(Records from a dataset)
+ + + + + + +

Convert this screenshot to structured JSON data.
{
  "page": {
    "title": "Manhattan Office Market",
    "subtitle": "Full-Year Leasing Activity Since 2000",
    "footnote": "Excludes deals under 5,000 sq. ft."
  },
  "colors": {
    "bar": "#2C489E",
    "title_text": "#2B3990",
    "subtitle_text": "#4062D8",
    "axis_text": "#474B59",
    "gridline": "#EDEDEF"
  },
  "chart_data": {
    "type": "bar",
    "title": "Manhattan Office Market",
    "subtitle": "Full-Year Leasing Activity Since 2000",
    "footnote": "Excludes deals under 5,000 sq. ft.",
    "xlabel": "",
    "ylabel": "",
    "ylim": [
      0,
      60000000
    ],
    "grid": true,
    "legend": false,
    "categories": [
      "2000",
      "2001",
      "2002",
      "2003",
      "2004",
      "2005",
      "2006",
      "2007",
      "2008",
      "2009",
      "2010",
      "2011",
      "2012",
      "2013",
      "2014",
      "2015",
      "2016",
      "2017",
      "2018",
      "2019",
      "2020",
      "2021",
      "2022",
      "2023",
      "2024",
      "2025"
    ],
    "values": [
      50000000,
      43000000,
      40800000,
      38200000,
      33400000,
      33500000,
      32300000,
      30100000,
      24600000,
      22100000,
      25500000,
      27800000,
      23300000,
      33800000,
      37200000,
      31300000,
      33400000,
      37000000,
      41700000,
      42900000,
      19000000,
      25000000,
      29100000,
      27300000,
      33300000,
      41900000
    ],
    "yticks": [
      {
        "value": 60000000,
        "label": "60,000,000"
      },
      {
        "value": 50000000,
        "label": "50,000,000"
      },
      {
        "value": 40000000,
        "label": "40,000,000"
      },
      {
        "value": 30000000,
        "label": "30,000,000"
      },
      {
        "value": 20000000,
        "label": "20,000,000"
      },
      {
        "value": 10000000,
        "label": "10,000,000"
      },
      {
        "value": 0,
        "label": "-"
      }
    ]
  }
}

+ + + + + + +

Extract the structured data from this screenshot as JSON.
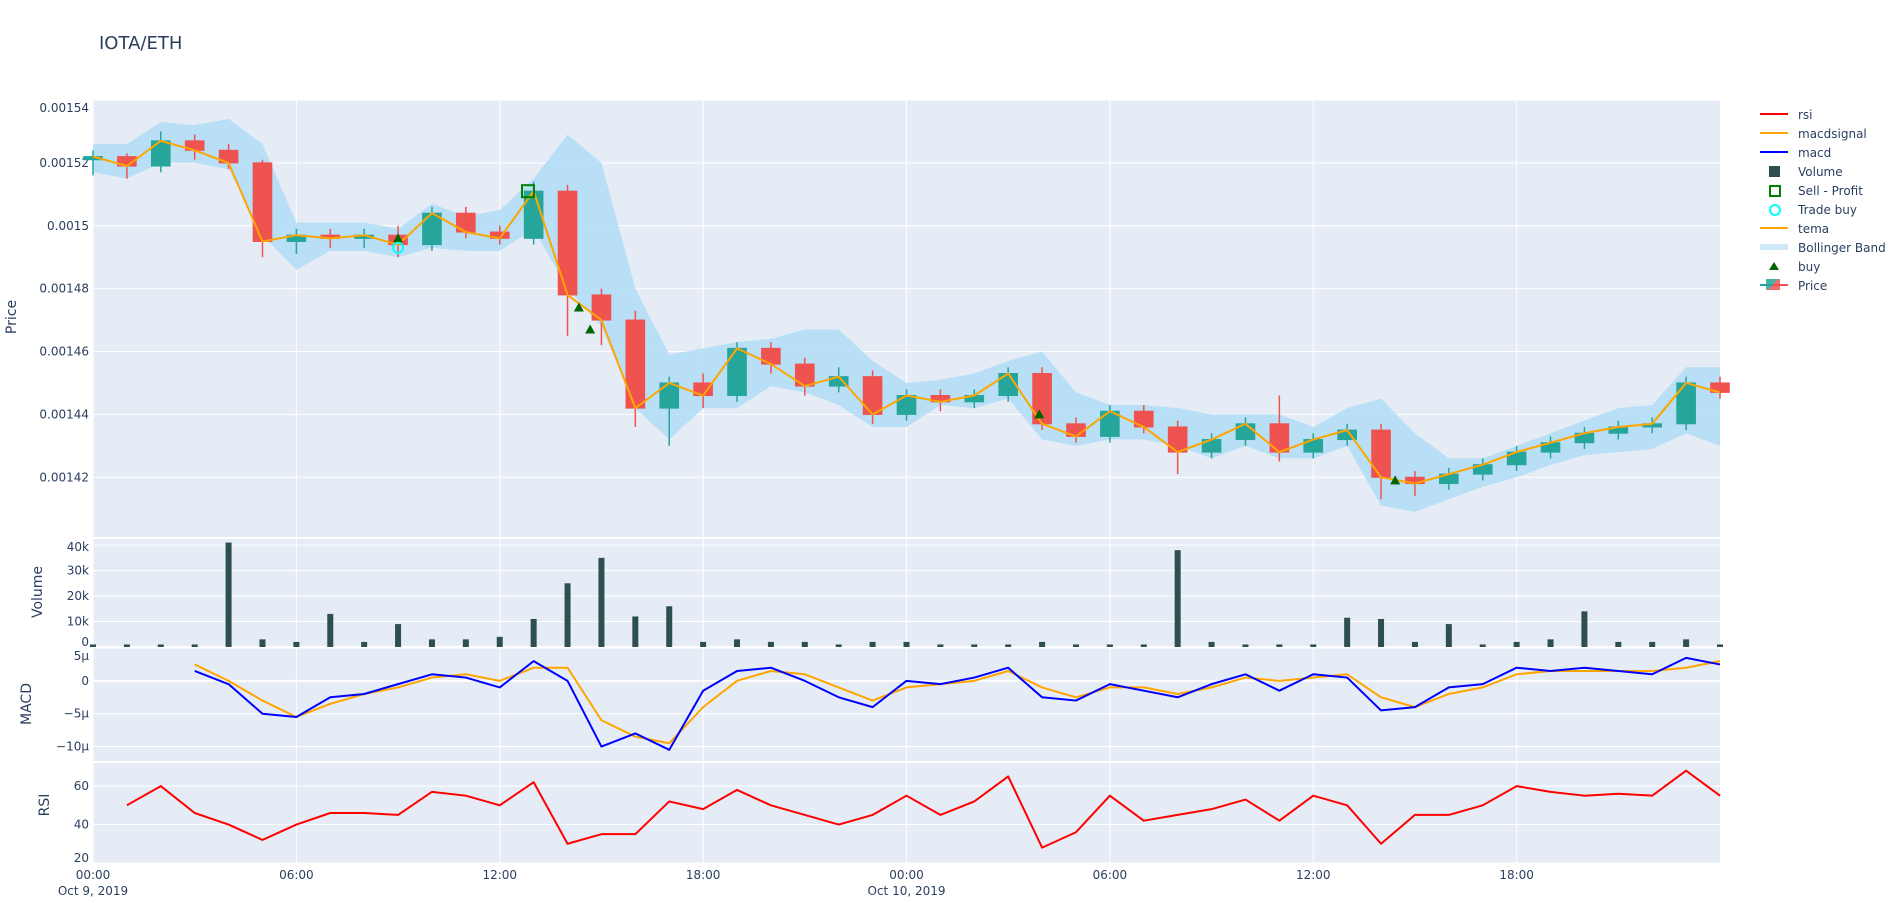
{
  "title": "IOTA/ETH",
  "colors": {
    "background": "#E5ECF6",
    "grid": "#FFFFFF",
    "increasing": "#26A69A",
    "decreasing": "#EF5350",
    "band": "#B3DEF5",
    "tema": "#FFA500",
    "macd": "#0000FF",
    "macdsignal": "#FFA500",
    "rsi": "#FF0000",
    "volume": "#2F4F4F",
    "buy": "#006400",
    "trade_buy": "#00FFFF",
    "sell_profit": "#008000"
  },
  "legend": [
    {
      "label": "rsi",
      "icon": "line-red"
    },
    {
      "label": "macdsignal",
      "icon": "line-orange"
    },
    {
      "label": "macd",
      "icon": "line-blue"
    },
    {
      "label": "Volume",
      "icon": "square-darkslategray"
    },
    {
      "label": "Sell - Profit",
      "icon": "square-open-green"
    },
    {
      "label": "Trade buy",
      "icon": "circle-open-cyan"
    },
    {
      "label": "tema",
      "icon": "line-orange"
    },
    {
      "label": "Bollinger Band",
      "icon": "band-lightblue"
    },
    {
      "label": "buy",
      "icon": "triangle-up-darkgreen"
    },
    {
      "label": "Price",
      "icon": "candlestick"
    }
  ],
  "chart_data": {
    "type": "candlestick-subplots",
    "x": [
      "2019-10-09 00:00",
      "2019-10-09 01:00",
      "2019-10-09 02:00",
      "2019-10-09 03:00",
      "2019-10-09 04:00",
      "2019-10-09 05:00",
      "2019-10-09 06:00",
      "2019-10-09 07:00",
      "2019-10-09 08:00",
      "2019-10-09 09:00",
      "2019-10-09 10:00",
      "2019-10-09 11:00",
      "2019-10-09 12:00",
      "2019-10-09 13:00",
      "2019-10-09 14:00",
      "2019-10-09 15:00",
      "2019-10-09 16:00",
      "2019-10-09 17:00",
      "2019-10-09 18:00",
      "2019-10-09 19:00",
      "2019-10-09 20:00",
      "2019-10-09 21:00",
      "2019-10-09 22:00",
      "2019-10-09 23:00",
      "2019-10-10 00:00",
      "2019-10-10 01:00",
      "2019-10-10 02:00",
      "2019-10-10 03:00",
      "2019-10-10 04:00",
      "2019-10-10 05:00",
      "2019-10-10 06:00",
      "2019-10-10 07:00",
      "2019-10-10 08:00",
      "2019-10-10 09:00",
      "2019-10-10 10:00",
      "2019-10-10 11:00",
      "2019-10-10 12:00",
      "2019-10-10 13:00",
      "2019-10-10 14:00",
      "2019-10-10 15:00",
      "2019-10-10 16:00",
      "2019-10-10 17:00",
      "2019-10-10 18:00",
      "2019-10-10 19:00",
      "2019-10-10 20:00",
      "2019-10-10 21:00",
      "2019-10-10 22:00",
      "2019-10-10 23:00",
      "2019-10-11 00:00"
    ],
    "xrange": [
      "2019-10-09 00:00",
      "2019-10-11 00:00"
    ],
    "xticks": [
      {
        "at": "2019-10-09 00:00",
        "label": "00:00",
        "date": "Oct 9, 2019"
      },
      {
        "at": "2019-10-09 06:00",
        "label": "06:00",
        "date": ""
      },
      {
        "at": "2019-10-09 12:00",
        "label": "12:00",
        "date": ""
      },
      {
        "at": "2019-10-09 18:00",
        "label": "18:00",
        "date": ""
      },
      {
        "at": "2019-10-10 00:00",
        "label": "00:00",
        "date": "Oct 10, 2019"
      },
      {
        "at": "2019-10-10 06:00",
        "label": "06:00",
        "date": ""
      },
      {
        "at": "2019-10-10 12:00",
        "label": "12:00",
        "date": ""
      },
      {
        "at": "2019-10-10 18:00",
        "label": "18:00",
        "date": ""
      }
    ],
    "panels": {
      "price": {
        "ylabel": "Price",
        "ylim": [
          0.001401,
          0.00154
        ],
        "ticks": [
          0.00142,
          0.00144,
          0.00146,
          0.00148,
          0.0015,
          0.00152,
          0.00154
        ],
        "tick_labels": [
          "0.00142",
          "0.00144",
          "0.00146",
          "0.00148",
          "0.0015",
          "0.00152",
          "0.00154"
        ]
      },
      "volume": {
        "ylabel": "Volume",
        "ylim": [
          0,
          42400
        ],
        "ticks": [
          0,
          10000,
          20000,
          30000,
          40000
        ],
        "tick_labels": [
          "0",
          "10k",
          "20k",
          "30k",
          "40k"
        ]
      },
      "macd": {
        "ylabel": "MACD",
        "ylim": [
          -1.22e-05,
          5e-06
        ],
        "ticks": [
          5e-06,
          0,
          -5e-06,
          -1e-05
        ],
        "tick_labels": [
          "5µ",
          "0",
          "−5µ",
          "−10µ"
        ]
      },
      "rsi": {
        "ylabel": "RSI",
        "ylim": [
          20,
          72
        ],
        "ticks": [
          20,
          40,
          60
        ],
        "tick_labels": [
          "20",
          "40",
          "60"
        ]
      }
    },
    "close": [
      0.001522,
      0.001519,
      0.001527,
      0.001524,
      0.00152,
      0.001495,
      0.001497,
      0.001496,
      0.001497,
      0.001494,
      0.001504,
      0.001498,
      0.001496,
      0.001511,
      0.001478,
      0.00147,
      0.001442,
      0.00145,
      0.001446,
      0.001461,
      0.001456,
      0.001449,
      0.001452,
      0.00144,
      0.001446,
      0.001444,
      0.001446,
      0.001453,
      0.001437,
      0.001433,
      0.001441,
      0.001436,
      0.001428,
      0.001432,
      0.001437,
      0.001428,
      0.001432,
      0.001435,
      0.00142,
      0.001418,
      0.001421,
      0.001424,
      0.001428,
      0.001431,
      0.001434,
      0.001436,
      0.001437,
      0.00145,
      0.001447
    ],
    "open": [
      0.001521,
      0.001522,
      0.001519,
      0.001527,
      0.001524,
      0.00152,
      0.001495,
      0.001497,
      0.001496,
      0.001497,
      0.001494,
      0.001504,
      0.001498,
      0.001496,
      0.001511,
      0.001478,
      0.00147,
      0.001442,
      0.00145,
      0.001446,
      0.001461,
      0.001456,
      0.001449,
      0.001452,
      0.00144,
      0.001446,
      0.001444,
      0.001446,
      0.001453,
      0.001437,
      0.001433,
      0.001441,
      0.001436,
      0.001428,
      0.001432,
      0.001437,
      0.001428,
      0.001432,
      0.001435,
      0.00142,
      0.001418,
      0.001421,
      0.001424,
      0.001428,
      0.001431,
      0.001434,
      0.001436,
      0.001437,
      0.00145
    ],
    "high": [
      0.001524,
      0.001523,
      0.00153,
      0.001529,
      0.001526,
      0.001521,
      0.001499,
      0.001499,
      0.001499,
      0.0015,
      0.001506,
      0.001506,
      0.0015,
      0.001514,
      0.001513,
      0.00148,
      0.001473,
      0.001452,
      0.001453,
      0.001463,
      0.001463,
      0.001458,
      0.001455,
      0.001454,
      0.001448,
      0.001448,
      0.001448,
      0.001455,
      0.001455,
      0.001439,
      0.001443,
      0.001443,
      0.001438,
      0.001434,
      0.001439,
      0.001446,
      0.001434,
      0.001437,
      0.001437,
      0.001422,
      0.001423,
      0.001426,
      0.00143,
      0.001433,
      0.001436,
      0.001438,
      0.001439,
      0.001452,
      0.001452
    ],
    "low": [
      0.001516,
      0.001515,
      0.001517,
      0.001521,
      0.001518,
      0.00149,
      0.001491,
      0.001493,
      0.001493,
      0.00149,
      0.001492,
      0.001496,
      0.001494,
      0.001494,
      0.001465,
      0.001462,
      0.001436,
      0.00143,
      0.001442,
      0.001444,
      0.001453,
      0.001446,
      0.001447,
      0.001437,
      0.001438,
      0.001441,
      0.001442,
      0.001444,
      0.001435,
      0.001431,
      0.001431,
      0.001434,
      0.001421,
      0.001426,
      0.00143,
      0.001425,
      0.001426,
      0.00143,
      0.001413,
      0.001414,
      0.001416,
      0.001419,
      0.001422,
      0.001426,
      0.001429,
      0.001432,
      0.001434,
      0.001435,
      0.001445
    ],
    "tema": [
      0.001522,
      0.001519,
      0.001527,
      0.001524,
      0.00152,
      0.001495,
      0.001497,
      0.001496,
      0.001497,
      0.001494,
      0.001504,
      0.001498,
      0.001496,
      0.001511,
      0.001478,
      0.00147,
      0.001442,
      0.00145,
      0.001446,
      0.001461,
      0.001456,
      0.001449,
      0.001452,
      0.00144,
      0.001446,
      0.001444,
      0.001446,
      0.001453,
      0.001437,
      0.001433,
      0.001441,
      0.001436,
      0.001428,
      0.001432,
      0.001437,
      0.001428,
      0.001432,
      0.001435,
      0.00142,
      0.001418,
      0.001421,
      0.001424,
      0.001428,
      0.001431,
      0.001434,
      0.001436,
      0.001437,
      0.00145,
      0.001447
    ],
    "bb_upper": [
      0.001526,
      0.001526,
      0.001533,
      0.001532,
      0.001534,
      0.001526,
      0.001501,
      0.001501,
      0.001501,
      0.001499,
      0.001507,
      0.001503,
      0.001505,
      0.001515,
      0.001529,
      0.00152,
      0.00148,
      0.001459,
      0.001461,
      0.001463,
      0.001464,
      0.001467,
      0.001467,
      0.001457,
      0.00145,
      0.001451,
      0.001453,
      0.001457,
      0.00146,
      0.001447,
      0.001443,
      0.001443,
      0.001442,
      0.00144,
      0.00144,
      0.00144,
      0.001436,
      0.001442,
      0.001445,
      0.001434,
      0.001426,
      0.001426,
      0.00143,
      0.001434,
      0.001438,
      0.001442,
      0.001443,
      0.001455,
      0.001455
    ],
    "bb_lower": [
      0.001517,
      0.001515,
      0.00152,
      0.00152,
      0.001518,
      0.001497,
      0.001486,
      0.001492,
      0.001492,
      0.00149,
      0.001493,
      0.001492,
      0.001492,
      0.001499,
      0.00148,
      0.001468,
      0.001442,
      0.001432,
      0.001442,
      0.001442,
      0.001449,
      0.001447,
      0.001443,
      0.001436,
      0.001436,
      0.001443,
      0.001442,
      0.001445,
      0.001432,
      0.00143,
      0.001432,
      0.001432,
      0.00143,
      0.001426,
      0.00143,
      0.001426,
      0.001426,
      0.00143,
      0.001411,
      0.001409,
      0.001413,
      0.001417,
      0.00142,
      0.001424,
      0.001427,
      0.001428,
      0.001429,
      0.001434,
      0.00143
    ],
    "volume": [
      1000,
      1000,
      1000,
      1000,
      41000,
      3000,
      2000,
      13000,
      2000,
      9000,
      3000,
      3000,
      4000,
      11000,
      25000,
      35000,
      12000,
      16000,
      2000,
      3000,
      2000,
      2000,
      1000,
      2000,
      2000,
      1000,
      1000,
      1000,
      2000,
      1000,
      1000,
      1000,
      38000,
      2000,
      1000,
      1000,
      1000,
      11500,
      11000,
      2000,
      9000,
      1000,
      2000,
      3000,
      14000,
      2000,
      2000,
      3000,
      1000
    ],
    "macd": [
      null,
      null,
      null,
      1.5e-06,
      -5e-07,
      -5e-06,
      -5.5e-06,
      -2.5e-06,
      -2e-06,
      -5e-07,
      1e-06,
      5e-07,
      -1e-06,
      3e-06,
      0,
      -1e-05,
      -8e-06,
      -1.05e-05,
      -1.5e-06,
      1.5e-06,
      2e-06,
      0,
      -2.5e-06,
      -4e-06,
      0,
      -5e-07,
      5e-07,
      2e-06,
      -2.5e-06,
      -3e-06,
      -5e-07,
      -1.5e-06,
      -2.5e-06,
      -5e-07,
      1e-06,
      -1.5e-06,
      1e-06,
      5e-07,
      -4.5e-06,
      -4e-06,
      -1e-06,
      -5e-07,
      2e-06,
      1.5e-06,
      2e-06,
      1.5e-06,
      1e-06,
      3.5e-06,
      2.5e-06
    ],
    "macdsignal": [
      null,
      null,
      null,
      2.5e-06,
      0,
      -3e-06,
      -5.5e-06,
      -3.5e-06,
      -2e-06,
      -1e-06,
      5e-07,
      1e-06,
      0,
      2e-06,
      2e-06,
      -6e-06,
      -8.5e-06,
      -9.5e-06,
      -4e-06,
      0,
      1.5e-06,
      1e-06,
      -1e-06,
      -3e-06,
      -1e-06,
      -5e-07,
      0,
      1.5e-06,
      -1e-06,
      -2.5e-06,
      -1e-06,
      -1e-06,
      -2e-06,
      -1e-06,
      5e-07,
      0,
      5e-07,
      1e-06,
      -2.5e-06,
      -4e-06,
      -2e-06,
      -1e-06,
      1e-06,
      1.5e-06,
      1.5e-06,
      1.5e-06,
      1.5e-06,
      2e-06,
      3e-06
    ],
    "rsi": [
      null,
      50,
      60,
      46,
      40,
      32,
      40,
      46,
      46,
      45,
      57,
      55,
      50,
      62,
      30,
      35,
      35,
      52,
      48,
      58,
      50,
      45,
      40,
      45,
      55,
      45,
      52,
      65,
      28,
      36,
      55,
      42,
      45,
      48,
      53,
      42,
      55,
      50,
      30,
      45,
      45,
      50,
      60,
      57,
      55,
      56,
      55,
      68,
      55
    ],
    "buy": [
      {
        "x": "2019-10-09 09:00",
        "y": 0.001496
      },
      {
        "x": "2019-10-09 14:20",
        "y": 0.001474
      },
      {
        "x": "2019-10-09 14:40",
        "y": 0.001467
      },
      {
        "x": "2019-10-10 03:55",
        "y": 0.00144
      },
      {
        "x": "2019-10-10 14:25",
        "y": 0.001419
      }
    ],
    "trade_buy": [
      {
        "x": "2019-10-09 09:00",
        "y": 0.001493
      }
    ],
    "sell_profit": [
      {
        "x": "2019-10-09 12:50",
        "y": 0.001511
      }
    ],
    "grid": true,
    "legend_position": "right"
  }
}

+ + + + + + +

• OBJECTIVE
Respond with nothing but the number of lines in the entries that contain the string "candlestick".

• WORKED SOLUTION
2